§ **WORK INSTRUCTIONS**
Restate the records in their entirety, word for word.

(Data records)

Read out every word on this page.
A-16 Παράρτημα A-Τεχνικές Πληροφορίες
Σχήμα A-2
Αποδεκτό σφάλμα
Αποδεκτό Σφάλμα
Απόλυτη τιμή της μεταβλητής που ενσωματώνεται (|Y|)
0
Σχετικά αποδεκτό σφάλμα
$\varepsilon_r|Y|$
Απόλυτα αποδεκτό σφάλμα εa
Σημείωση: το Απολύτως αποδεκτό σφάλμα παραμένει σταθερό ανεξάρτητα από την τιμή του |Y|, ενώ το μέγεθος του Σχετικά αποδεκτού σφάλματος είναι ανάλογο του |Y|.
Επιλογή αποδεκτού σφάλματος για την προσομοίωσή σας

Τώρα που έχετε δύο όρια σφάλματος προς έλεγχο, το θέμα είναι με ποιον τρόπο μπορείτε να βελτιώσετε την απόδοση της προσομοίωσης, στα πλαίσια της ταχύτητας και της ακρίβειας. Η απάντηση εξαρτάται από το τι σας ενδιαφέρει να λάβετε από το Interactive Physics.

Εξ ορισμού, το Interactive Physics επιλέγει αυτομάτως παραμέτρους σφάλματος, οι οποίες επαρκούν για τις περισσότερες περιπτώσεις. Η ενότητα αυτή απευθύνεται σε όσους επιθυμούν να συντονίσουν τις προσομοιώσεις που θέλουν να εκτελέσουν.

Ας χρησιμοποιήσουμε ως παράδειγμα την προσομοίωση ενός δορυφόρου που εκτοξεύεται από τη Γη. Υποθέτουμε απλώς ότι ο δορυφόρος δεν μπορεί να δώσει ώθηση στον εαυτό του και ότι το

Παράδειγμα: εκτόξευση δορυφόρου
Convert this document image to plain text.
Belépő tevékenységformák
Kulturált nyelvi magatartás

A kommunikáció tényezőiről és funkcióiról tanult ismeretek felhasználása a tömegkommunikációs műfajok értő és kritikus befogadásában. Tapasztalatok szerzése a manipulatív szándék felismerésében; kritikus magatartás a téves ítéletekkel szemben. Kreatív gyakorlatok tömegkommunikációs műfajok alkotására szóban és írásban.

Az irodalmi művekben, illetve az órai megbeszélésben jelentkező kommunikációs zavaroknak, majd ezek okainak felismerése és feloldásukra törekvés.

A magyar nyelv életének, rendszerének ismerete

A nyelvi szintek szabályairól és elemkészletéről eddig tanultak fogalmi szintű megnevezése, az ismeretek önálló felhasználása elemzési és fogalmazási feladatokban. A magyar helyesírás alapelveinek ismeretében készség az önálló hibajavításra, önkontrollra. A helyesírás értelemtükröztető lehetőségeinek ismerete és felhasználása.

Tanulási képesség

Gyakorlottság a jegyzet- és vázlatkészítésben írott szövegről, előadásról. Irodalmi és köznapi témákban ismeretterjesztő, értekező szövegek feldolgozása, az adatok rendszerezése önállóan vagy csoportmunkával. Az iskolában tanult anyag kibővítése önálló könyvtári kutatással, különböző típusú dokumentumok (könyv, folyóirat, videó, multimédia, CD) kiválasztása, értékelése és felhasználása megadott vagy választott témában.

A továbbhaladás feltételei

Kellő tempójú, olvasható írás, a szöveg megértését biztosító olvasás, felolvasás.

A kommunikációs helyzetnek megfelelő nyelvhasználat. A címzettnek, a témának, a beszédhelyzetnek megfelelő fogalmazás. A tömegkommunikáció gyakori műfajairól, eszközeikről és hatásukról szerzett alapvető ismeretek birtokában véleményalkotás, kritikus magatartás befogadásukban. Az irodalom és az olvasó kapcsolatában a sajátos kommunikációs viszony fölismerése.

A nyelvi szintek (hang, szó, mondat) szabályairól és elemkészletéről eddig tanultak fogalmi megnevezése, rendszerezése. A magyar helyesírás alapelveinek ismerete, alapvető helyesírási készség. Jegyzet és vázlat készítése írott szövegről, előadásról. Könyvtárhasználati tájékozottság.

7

§ **ANSWER BELOW**
Read out every word on this page.
A-16 Παράρτημα A-Τεχνικές Πληροφορίες
Σχήμα A-2
Αποδεκτό σφάλμα
Αποδεκτό Σφάλμα
Απόλυτη τιμή της μεταβλητής που ενσωματώνεται (|Y|)
0
Σχετικά αποδεκτό σφάλμα
$\varepsilon_r|Y|$
Απόλυτα αποδεκτό σφάλμα εa
Σημείωση: το Απολύτως αποδεκτό σφάλμα παραμένει σταθερό ανεξάρτητα από την τιμή του |Y|, ενώ το μέγεθος του Σχετικά αποδεκτού σφάλματος είναι ανάλογο του |Y|.
Επιλογή αποδεκτού σφάλματος για την προσομοίωσή σας

Τώρα που έχετε δύο όρια σφάλματος προς έλεγχο, το θέμα είναι με ποιον τρόπο μπορείτε να βελτιώσετε την απόδοση της προσομοίωσης, στα πλαίσια της ταχύτητας και της ακρίβειας. Η απάντηση εξαρτάται από το τι σας ενδιαφέρει να λάβετε από το Interactive Physics.

Εξ ορισμού, το Interactive Physics επιλέγει αυτομάτως παραμέτρους σφάλματος, οι οποίες επαρκούν για τις περισσότερες περιπτώσεις. Η ενότητα αυτή απευθύνεται σε όσους επιθυμούν να συντονίσουν τις προσομοιώσεις που θέλουν να εκτελέσουν.

Ας χρησιμοποιήσουμε ως παράδειγμα την προσομοίωση ενός δορυφόρου που εκτοξεύεται από τη Γη. Υποθέτουμε απλώς ότι ο δορυφόρος δεν μπορεί να δώσει ώθηση στον εαυτό του και ότι το

Παράδειγμα: εκτόξευση δορυφόρου
Convert this document image to plain text.
Belépő tevékenységformák
Kulturált nyelvi magatartás

A kommunikáció tényezőiről és funkcióiról tanult ismeretek felhasználása a tömegkommunikációs műfajok értő és kritikus befogadásában. Tapasztalatok szerzése a manipulatív szándék felismerésében; kritikus magatartás a téves ítéletekkel szemben. Kreatív gyakorlatok tömegkommunikációs műfajok alkotására szóban és írásban.

Az irodalmi művekben, illetve az órai megbeszélésben jelentkező kommunikációs zavaroknak, majd ezek okainak felismerése és feloldásukra törekvés.

A magyar nyelv életének, rendszerének ismerete

A nyelvi szintek szabályairól és elemkészletéről eddig tanultak fogalmi szintű megnevezése, az ismeretek önálló felhasználása elemzési és fogalmazási feladatokban. A magyar helyesírás alapelveinek ismeretében készség az önálló hibajavításra, önkontrollra. A helyesírás értelemtükröztető lehetőségeinek ismerete és felhasználása.

Tanulási képesség

Gyakorlottság a jegyzet- és vázlatkészítésben írott szövegről, előadásról. Irodalmi és köznapi témákban ismeretterjesztő, értekező szövegek feldolgozása, az adatok rendszerezése önállóan vagy csoportmunkával. Az iskolában tanult anyag kibővítése önálló könyvtári kutatással, különböző típusú dokumentumok (könyv, folyóirat, videó, multimédia, CD) kiválasztása, értékelése és felhasználása megadott vagy választott témában.

A továbbhaladás feltételei

Kellő tempójú, olvasható írás, a szöveg megértését biztosító olvasás, felolvasás.

A kommunikációs helyzetnek megfelelő nyelvhasználat. A címzettnek, a témának, a beszédhelyzetnek megfelelő fogalmazás. A tömegkommunikáció gyakori műfajairól, eszközeikről és hatásukról szerzett alapvető ismeretek birtokában véleményalkotás, kritikus magatartás befogadásukban. Az irodalom és az olvasó kapcsolatában a sajátos kommunikációs viszony fölismerése.

A nyelvi szintek (hang, szó, mondat) szabályairól és elemkészletéről eddig tanultak fogalmi megnevezése, rendszerezése. A magyar helyesírás alapelveinek ismerete, alapvető helyesírási készség. Jegyzet és vázlat készítése írott szövegről, előadásról. Könyvtárhasználati tájékozottság.

7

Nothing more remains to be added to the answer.